SHORT TASK: State the number of lines in these records that include the word "一线城市", and add nothing to it.

ENTRIES SHOWN:
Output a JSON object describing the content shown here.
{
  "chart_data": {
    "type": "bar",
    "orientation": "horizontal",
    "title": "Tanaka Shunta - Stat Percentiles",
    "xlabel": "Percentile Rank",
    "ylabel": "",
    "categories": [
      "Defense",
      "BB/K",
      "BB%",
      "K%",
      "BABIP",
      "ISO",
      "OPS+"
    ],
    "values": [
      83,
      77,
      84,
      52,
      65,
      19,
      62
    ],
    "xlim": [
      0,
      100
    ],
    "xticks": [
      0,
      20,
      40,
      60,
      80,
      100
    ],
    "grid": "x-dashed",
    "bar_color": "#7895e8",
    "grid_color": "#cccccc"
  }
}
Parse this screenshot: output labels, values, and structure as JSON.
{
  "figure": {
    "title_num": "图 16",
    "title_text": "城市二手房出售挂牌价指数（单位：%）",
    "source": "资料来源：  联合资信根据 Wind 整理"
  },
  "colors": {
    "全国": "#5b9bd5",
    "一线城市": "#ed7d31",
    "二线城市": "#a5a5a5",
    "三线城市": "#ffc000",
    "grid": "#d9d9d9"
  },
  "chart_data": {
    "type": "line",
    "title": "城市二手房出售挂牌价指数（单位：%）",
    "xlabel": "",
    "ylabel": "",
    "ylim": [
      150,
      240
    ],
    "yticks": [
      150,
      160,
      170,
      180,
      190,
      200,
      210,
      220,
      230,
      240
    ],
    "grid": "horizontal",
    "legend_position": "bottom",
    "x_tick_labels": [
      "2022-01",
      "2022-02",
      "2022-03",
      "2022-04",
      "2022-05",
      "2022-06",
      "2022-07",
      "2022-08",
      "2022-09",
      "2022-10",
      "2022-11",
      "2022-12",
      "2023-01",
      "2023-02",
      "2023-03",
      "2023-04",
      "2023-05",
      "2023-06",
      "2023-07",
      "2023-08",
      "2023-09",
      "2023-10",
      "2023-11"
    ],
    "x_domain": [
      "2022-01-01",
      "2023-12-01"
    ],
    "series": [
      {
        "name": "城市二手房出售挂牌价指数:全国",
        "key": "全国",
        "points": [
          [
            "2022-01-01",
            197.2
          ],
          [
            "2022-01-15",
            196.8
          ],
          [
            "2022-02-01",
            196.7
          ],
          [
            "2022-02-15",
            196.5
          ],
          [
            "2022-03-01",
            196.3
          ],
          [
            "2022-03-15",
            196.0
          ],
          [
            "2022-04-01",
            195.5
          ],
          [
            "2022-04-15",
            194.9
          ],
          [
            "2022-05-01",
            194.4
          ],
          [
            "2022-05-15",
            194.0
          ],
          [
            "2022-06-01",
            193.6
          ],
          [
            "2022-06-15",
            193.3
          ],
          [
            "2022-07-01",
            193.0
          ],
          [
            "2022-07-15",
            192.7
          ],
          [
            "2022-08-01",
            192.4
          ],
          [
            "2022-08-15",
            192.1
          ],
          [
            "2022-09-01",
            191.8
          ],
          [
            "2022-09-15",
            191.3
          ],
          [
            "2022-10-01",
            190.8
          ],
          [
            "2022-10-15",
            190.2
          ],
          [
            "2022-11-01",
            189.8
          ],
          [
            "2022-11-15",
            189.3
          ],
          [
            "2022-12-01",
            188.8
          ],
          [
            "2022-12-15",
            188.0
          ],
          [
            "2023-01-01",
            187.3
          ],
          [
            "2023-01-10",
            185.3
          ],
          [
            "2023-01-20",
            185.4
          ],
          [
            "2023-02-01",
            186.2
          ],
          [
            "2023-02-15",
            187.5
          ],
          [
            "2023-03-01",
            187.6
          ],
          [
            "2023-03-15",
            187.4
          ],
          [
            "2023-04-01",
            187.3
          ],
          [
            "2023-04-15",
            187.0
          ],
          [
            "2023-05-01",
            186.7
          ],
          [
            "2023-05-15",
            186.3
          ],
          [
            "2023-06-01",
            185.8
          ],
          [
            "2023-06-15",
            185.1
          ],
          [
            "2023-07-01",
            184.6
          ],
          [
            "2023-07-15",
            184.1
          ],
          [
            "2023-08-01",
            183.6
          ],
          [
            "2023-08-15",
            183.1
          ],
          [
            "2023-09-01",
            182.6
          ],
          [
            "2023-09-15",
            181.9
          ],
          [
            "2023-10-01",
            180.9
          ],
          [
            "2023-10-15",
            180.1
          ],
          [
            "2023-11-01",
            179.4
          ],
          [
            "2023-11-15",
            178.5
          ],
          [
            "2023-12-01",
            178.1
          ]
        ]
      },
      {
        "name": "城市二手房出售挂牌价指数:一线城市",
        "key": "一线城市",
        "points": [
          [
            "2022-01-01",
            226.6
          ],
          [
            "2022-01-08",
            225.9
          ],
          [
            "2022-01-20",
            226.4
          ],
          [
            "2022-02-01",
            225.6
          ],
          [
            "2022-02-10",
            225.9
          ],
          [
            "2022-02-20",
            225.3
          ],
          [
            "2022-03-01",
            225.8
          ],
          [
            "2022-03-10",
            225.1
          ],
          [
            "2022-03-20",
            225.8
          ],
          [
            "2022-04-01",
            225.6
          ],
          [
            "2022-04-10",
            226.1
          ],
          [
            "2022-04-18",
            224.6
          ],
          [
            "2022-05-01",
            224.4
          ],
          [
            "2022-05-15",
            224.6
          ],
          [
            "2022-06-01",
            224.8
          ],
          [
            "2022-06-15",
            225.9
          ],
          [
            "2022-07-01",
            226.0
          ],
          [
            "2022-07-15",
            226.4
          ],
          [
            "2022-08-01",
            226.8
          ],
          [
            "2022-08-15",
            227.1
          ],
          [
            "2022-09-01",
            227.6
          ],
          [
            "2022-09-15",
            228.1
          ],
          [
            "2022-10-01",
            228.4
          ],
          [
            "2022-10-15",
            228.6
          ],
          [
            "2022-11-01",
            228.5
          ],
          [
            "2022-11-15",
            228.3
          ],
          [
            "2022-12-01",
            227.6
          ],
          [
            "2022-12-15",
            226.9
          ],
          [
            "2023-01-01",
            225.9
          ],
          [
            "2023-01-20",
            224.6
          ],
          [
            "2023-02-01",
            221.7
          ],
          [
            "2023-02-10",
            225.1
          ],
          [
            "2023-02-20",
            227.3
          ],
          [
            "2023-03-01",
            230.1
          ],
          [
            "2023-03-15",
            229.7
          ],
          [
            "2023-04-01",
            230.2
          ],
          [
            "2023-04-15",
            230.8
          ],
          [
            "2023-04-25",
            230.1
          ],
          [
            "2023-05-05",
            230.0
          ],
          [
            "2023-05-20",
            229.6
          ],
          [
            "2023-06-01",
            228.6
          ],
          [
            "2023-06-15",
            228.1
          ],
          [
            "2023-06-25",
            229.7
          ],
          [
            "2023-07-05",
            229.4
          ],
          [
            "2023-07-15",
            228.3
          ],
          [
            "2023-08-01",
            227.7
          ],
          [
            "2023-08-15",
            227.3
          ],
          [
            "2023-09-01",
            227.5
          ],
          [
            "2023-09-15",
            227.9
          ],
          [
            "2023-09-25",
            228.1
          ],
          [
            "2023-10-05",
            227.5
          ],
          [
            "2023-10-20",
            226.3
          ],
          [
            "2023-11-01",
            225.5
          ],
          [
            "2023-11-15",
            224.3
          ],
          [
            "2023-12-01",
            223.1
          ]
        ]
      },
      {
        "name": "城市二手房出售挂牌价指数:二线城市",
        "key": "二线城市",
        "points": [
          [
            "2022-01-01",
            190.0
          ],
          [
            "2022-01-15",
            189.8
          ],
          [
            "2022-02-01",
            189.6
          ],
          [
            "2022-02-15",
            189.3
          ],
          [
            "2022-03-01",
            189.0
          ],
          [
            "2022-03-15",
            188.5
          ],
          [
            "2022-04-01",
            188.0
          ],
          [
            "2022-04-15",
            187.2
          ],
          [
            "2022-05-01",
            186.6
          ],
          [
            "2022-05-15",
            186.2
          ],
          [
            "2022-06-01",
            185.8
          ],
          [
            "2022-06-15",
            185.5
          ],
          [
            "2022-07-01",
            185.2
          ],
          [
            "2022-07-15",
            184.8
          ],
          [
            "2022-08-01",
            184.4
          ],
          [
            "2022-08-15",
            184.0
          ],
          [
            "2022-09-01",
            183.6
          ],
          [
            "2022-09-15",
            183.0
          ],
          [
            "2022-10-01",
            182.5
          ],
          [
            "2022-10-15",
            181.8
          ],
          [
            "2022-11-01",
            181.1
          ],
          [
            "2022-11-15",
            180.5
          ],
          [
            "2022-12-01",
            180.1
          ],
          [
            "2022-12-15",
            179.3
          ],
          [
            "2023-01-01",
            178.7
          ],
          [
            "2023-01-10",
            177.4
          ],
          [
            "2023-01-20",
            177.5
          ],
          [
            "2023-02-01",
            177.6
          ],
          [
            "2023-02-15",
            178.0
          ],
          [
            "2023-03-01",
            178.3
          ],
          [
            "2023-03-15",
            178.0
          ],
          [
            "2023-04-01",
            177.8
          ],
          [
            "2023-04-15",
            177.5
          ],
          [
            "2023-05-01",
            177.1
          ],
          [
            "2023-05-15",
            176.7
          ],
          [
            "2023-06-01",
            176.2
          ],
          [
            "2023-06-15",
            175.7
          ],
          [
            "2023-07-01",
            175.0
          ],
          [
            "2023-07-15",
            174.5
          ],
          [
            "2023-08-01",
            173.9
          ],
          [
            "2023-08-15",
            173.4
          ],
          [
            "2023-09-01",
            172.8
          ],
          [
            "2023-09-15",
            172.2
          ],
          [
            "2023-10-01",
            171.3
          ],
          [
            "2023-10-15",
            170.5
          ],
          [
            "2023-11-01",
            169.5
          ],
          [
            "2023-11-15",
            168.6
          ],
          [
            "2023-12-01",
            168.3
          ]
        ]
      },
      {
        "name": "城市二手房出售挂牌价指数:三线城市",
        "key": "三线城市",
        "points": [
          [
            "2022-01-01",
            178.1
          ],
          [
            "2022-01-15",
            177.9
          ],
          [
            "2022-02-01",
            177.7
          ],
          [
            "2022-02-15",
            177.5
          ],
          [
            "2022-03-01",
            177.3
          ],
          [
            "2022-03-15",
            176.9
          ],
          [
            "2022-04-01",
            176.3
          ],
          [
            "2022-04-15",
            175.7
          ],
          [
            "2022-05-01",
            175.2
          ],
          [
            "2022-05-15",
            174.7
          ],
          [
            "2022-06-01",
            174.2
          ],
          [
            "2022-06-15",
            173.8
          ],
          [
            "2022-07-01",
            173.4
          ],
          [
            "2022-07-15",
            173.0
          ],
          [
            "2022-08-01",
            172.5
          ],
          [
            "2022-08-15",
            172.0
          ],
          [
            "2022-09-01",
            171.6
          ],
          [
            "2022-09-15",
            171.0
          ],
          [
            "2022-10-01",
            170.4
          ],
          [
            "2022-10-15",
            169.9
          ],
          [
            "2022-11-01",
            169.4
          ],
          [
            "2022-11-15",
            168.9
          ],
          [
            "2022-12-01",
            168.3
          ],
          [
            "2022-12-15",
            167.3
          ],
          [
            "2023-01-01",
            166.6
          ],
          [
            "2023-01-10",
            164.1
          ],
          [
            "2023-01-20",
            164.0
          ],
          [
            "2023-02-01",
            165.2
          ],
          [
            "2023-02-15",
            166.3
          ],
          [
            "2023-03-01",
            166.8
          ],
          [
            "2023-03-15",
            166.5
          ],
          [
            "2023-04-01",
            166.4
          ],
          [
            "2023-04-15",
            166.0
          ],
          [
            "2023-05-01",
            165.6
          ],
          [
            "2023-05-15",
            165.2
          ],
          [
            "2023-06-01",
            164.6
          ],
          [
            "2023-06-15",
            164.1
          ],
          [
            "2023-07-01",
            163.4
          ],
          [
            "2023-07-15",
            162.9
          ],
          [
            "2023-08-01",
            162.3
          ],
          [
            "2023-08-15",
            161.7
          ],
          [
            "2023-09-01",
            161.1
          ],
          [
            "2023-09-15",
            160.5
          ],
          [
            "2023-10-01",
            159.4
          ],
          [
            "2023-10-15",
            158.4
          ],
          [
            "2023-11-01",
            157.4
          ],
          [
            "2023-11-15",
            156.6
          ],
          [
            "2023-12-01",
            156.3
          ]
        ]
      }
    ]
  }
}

EXERCISE RESPONSE: 3